Stored data
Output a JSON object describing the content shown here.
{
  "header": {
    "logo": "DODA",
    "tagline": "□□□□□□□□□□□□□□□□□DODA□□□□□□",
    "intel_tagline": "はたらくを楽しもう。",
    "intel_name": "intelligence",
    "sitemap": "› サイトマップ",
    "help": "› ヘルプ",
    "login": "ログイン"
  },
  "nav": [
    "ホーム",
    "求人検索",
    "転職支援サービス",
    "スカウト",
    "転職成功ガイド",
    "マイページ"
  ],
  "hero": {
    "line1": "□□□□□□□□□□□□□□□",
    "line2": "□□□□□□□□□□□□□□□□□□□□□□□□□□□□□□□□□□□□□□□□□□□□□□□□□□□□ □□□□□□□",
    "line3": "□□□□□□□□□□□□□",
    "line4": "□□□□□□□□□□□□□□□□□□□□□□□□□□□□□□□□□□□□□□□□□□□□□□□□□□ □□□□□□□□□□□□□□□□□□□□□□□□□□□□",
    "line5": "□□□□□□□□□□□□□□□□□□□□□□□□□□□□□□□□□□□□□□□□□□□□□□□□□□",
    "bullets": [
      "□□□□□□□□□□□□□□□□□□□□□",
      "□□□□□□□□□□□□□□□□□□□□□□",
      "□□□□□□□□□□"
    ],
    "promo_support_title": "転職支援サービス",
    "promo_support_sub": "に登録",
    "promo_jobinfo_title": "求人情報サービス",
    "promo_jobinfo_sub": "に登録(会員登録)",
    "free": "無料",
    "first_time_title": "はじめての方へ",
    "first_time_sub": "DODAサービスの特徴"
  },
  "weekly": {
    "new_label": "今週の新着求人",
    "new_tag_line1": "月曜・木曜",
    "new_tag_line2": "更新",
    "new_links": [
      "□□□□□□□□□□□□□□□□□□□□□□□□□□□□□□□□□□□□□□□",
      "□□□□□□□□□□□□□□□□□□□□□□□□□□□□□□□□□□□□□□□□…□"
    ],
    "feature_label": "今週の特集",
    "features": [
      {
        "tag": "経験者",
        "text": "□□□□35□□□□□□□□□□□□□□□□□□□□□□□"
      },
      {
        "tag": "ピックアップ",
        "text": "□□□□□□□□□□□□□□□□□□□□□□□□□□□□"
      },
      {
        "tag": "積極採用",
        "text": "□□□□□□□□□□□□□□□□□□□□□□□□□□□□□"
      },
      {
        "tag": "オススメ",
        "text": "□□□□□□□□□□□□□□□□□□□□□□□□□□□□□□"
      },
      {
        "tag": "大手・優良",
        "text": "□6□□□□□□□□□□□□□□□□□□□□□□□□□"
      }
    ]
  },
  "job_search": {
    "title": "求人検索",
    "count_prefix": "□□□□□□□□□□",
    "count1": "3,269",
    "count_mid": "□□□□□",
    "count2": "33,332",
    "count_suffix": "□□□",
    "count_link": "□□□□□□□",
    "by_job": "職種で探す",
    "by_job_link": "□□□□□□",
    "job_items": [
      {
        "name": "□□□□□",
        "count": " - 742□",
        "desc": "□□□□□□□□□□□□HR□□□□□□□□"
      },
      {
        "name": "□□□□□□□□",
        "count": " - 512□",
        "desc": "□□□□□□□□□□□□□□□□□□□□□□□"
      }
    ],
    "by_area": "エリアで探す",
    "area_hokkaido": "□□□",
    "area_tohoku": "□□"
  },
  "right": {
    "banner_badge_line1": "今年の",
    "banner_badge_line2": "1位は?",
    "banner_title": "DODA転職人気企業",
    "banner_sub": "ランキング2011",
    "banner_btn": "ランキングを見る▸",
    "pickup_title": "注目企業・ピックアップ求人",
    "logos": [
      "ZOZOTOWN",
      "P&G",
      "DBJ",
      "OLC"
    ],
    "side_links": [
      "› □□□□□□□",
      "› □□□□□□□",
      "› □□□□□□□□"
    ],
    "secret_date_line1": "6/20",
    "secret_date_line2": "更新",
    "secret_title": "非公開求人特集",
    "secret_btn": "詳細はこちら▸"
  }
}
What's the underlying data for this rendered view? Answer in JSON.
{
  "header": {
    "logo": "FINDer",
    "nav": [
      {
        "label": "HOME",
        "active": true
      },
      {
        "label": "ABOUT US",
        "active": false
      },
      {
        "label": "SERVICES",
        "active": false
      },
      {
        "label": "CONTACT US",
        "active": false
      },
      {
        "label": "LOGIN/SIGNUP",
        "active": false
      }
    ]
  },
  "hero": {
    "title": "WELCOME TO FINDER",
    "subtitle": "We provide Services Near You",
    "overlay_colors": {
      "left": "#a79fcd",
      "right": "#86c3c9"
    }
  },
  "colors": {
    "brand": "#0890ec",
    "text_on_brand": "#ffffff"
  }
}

* [Do this]
Restate every record exactly, leaving nothing out.

* [Result for this task]
Output a JSON object describing the content shown here.
{
  "header": {
    "logo": "DODA",
    "tagline": "□□□□□□□□□□□□□□□□□DODA□□□□□□",
    "intel_tagline": "はたらくを楽しもう。",
    "intel_name": "intelligence",
    "sitemap": "› サイトマップ",
    "help": "› ヘルプ",
    "login": "ログイン"
  },
  "nav": [
    "ホーム",
    "求人検索",
    "転職支援サービス",
    "スカウト",
    "転職成功ガイド",
    "マイページ"
  ],
  "hero": {
    "line1": "□□□□□□□□□□□□□□□",
    "line2": "□□□□□□□□□□□□□□□□□□□□□□□□□□□□□□□□□□□□□□□□□□□□□□□□□□□□ □□□□□□□",
    "line3": "□□□□□□□□□□□□□",
    "line4": "□□□□□□□□□□□□□□□□□□□□□□□□□□□□□□□□□□□□□□□□□□□□□□□□□□ □□□□□□□□□□□□□□□□□□□□□□□□□□□□",
    "line5": "□□□□□□□□□□□□□□□□□□□□□□□□□□□□□□□□□□□□□□□□□□□□□□□□□□",
    "bullets": [
      "□□□□□□□□□□□□□□□□□□□□□",
      "□□□□□□□□□□□□□□□□□□□□□□",
      "□□□□□□□□□□"
    ],
    "promo_support_title": "転職支援サービス",
    "promo_support_sub": "に登録",
    "promo_jobinfo_title": "求人情報サービス",
    "promo_jobinfo_sub": "に登録(会員登録)",
    "free": "無料",
    "first_time_title": "はじめての方へ",
    "first_time_sub": "DODAサービスの特徴"
  },
  "weekly": {
    "new_label": "今週の新着求人",
    "new_tag_line1": "月曜・木曜",
    "new_tag_line2": "更新",
    "new_links": [
      "□□□□□□□□□□□□□□□□□□□□□□□□□□□□□□□□□□□□□□□",
      "□□□□□□□□□□□□□□□□□□□□□□□□□□□□□□□□□□□□□□□□…□"
    ],
    "feature_label": "今週の特集",
    "features": [
      {
        "tag": "経験者",
        "text": "□□□□35□□□□□□□□□□□□□□□□□□□□□□□"
      },
      {
        "tag": "ピックアップ",
        "text": "□□□□□□□□□□□□□□□□□□□□□□□□□□□□"
      },
      {
        "tag": "積極採用",
        "text": "□□□□□□□□□□□□□□□□□□□□□□□□□□□□□"
      },
      {
        "tag": "オススメ",
        "text": "□□□□□□□□□□□□□□□□□□□□□□□□□□□□□□"
      },
      {
        "tag": "大手・優良",
        "text": "□6□□□□□□□□□□□□□□□□□□□□□□□□□"
      }
    ]
  },
  "job_search": {
    "title": "求人検索",
    "count_prefix": "□□□□□□□□□□",
    "count1": "3,269",
    "count_mid": "□□□□□",
    "count2": "33,332",
    "count_suffix": "□□□",
    "count_link": "□□□□□□□",
    "by_job": "職種で探す",
    "by_job_link": "□□□□□□",
    "job_items": [
      {
        "name": "□□□□□",
        "count": " - 742□",
        "desc": "□□□□□□□□□□□□HR□□□□□□□□"
      },
      {
        "name": "□□□□□□□□",
        "count": " - 512□",
        "desc": "□□□□□□□□□□□□□□□□□□□□□□□"
      }
    ],
    "by_area": "エリアで探す",
    "area_hokkaido": "□□□",
    "area_tohoku": "□□"
  },
  "right": {
    "banner_badge_line1": "今年の",
    "banner_badge_line2": "1位は?",
    "banner_title": "DODA転職人気企業",
    "banner_sub": "ランキング2011",
    "banner_btn": "ランキングを見る▸",
    "pickup_title": "注目企業・ピックアップ求人",
    "logos": [
      "ZOZOTOWN",
      "P&G",
      "DBJ",
      "OLC"
    ],
    "side_links": [
      "› □□□□□□□",
      "› □□□□□□□",
      "› □□□□□□□□"
    ],
    "secret_date_line1": "6/20",
    "secret_date_line2": "更新",
    "secret_title": "非公開求人特集",
    "secret_btn": "詳細はこちら▸"
  }
}
What's the underlying data for this rendered view? Answer in JSON.
{
  "header": {
    "logo": "FINDer",
    "nav": [
      {
        "label": "HOME",
        "active": true
      },
      {
        "label": "ABOUT US",
        "active": false
      },
      {
        "label": "SERVICES",
        "active": false
      },
      {
        "label": "CONTACT US",
        "active": false
      },
      {
        "label": "LOGIN/SIGNUP",
        "active": false
      }
    ]
  },
  "hero": {
    "title": "WELCOME TO FINDER",
    "subtitle": "We provide Services Near You",
    "overlay_colors": {
      "left": "#a79fcd",
      "right": "#86c3c9"
    }
  },
  "colors": {
    "brand": "#0890ec",
    "text_on_brand": "#ffffff"
  }
}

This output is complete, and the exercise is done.